• What to work on: Lines containing the string "marker" are to be collected in full.
-- Begin --
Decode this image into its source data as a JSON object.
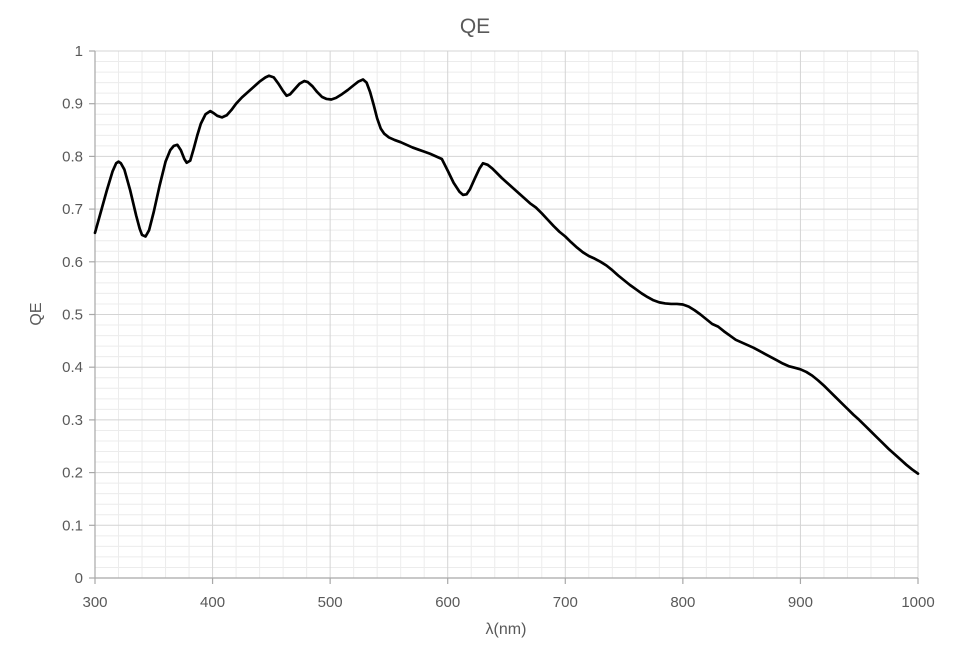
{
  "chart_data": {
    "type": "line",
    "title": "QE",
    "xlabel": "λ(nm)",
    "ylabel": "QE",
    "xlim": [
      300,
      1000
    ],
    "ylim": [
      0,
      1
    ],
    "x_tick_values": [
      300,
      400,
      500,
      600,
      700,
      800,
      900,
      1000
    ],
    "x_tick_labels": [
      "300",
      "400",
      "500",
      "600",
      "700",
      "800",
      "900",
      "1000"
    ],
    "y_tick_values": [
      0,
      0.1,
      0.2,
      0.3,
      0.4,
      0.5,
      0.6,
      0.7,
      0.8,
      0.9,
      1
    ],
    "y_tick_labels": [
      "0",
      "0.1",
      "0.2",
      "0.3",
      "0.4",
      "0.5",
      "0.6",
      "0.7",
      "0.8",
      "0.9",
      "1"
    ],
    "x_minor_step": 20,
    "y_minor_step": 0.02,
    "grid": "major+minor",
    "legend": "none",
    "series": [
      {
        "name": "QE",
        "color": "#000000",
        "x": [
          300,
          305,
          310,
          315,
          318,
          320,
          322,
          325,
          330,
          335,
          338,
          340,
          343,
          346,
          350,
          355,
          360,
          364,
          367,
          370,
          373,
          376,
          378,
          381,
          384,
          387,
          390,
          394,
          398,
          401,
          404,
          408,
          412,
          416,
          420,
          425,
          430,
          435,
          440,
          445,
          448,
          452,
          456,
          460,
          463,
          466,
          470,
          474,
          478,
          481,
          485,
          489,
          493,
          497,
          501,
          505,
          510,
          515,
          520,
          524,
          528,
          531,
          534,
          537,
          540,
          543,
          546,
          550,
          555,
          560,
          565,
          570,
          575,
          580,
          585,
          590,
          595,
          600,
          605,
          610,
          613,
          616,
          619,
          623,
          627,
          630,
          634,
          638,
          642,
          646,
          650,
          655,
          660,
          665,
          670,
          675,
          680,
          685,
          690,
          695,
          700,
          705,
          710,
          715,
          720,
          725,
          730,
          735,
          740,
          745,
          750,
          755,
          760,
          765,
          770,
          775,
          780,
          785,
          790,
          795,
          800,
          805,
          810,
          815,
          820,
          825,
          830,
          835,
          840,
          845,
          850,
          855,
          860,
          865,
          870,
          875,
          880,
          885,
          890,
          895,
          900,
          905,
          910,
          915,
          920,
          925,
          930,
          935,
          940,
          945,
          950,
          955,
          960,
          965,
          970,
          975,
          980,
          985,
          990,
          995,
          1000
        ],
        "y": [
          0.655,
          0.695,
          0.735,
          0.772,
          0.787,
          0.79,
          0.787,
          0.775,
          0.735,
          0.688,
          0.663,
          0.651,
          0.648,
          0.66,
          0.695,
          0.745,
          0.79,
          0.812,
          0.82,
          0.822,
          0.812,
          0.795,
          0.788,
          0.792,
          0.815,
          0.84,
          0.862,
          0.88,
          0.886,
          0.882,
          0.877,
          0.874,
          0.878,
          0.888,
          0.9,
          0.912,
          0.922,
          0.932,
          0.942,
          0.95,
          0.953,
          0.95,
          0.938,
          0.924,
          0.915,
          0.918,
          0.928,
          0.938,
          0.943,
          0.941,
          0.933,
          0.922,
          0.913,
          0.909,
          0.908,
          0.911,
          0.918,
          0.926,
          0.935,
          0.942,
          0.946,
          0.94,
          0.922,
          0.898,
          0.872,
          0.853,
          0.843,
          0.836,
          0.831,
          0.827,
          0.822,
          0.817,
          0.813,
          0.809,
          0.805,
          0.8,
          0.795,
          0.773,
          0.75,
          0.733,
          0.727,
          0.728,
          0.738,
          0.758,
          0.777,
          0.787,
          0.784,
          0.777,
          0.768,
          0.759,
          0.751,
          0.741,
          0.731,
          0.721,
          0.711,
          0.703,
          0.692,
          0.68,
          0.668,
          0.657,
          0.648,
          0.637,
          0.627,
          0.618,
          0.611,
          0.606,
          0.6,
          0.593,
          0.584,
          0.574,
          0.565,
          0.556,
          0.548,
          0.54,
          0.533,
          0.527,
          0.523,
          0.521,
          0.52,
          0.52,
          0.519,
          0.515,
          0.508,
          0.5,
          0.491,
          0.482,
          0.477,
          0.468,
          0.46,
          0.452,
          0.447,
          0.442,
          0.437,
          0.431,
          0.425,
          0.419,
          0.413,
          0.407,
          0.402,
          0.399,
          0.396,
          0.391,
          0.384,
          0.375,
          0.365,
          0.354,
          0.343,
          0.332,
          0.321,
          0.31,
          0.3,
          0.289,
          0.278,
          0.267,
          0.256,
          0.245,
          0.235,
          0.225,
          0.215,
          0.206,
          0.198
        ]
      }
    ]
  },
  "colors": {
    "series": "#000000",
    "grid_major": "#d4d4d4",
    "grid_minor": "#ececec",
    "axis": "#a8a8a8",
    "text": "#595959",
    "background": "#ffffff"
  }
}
-- End --
-- Begin --
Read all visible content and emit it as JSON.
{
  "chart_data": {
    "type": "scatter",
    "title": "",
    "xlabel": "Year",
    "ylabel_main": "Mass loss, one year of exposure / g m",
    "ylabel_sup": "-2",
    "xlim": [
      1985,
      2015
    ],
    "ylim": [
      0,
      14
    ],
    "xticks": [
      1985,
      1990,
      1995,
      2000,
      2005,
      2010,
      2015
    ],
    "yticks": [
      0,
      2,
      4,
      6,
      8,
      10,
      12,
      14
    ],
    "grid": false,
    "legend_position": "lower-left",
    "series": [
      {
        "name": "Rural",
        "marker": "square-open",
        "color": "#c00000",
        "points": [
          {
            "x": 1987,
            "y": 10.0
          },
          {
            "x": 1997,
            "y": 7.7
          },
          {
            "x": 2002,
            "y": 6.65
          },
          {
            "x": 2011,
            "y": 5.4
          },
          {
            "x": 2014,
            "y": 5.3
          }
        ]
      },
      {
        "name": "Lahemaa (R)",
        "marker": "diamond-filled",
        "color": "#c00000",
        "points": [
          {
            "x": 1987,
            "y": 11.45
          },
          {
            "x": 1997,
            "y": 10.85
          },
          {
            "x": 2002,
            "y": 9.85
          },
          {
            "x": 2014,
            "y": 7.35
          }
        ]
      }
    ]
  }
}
-- End --
• Correct output:
        "marker": "square-open",
        "marker": "diamond-filled",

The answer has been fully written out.